**Exercise brief:**
Pictures stay out of your copy, but everything else in the records below must be repeated exactly.

**Exercise data:**
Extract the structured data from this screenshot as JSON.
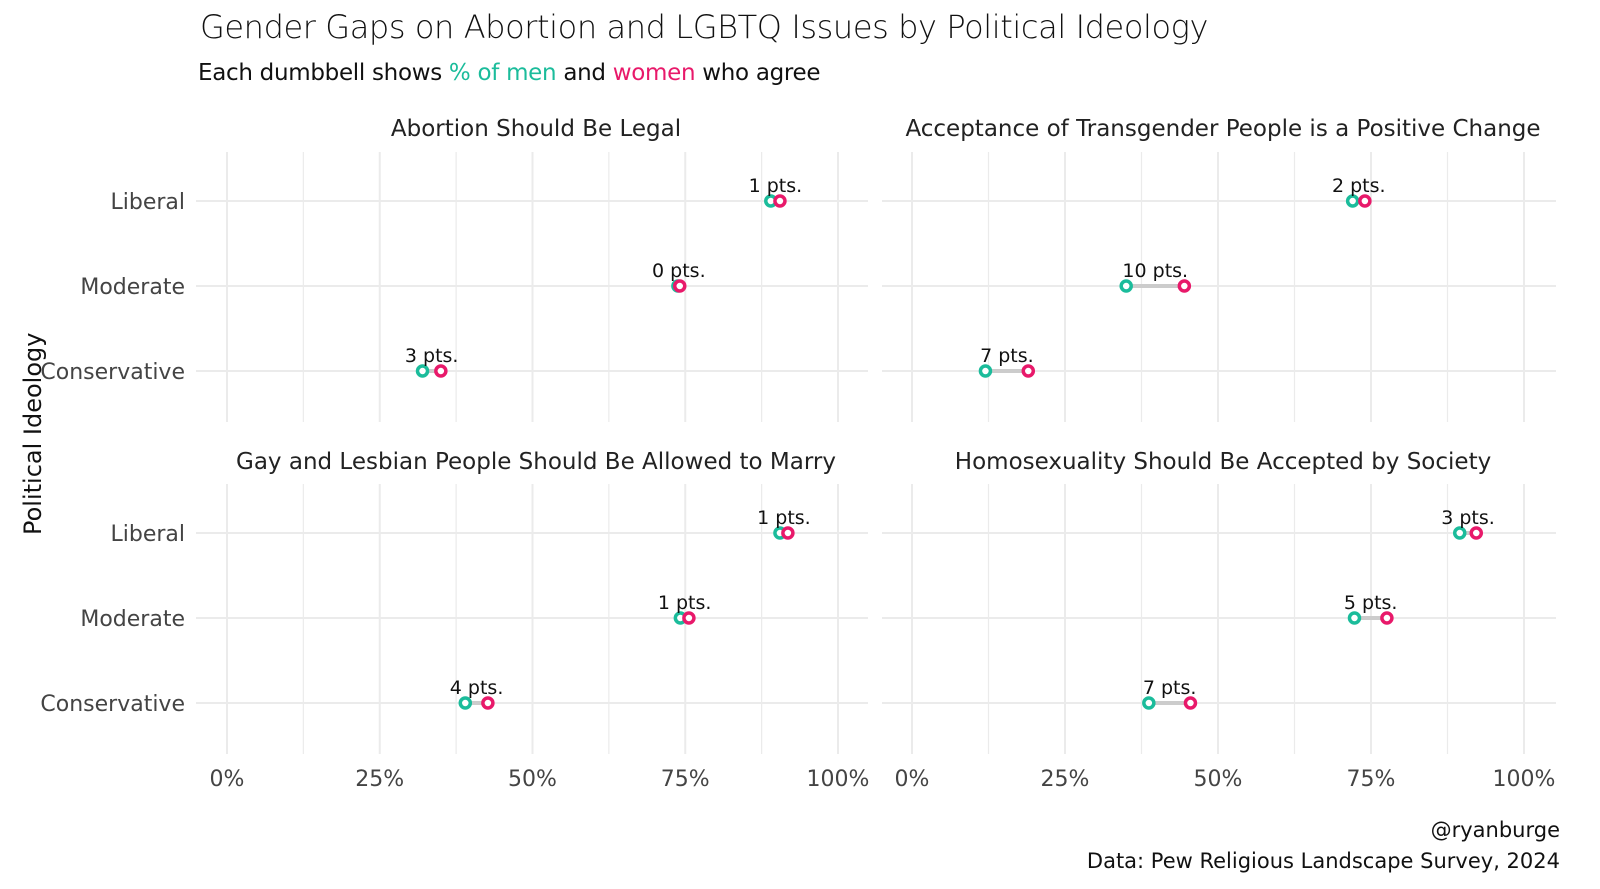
{
  "title": "Gender Gaps on Abortion and LGBTQ Issues by Political Ideology",
  "subtitle": {
    "prefix": "Each dumbbell shows ",
    "men": "% of men",
    "middle": " and ",
    "women": "women",
    "suffix": " who agree"
  },
  "ylabel": "Political Ideology",
  "caption": {
    "line1": "@ryanburge",
    "line2": "Data: Pew Religious Landscape Survey, 2024"
  },
  "colors": {
    "men": "#1bbc9b",
    "women": "#e8196a",
    "connector": "#cccccc",
    "grid": "#ebebeb"
  },
  "chart_data": {
    "type": "dumbbell",
    "categories": [
      "Liberal",
      "Moderate",
      "Conservative"
    ],
    "x_ticks": [
      "0%",
      "25%",
      "50%",
      "75%",
      "100%"
    ],
    "xlim": [
      0,
      100
    ],
    "grid": true,
    "gap_suffix": " pts.",
    "panels": [
      {
        "title": "Abortion Should Be Legal",
        "rows": [
          {
            "category": "Liberal",
            "men": 89,
            "women": 90.5,
            "gap": 1
          },
          {
            "category": "Moderate",
            "men": 73.8,
            "women": 74.1,
            "gap": 0
          },
          {
            "category": "Conservative",
            "men": 32,
            "women": 35,
            "gap": 3
          }
        ]
      },
      {
        "title": "Acceptance of Transgender People is a Positive Change",
        "rows": [
          {
            "category": "Liberal",
            "men": 72,
            "women": 74,
            "gap": 2
          },
          {
            "category": "Moderate",
            "men": 35,
            "women": 44.5,
            "gap": 10
          },
          {
            "category": "Conservative",
            "men": 12,
            "women": 19,
            "gap": 7
          }
        ]
      },
      {
        "title": "Gay and Lesbian People Should Be Allowed to Marry",
        "rows": [
          {
            "category": "Liberal",
            "men": 90.5,
            "women": 91.8,
            "gap": 1
          },
          {
            "category": "Moderate",
            "men": 74.2,
            "women": 75.6,
            "gap": 1
          },
          {
            "category": "Conservative",
            "men": 39,
            "women": 42.7,
            "gap": 4
          }
        ]
      },
      {
        "title": "Homosexuality Should Be Accepted by Society",
        "rows": [
          {
            "category": "Liberal",
            "men": 89.5,
            "women": 92.2,
            "gap": 3
          },
          {
            "category": "Moderate",
            "men": 72.3,
            "women": 77.6,
            "gap": 5
          },
          {
            "category": "Conservative",
            "men": 38.7,
            "women": 45.5,
            "gap": 7
          }
        ]
      }
    ]
  }
}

**Reply:**
Extract the structured data from this screenshot as JSON.
{
  "title": "Gender Gaps on Abortion and LGBTQ Issues by Political Ideology",
  "subtitle": {
    "prefix": "Each dumbbell shows ",
    "men": "% of men",
    "middle": " and ",
    "women": "women",
    "suffix": " who agree"
  },
  "ylabel": "Political Ideology",
  "caption": {
    "line1": "@ryanburge",
    "line2": "Data: Pew Religious Landscape Survey, 2024"
  },
  "colors": {
    "men": "#1bbc9b",
    "women": "#e8196a",
    "connector": "#cccccc",
    "grid": "#ebebeb"
  },
  "chart_data": {
    "type": "dumbbell",
    "categories": [
      "Liberal",
      "Moderate",
      "Conservative"
    ],
    "x_ticks": [
      "0%",
      "25%",
      "50%",
      "75%",
      "100%"
    ],
    "xlim": [
      0,
      100
    ],
    "grid": true,
    "gap_suffix": " pts.",
    "panels": [
      {
        "title": "Abortion Should Be Legal",
        "rows": [
          {
            "category": "Liberal",
            "men": 89,
            "women": 90.5,
            "gap": 1
          },
          {
            "category": "Moderate",
            "men": 73.8,
            "women": 74.1,
            "gap": 0
          },
          {
            "category": "Conservative",
            "men": 32,
            "women": 35,
            "gap": 3
          }
        ]
      },
      {
        "title": "Acceptance of Transgender People is a Positive Change",
        "rows": [
          {
            "category": "Liberal",
            "men": 72,
            "women": 74,
            "gap": 2
          },
          {
            "category": "Moderate",
            "men": 35,
            "women": 44.5,
            "gap": 10
          },
          {
            "category": "Conservative",
            "men": 12,
            "women": 19,
            "gap": 7
          }
        ]
      },
      {
        "title": "Gay and Lesbian People Should Be Allowed to Marry",
        "rows": [
          {
            "category": "Liberal",
            "men": 90.5,
            "women": 91.8,
            "gap": 1
          },
          {
            "category": "Moderate",
            "men": 74.2,
            "women": 75.6,
            "gap": 1
          },
          {
            "category": "Conservative",
            "men": 39,
            "women": 42.7,
            "gap": 4
          }
        ]
      },
      {
        "title": "Homosexuality Should Be Accepted by Society",
        "rows": [
          {
            "category": "Liberal",
            "men": 89.5,
            "women": 92.2,
            "gap": 3
          },
          {
            "category": "Moderate",
            "men": 72.3,
            "women": 77.6,
            "gap": 5
          },
          {
            "category": "Conservative",
            "men": 38.7,
            "women": 45.5,
            "gap": 7
          }
        ]
      }
    ]
  }
}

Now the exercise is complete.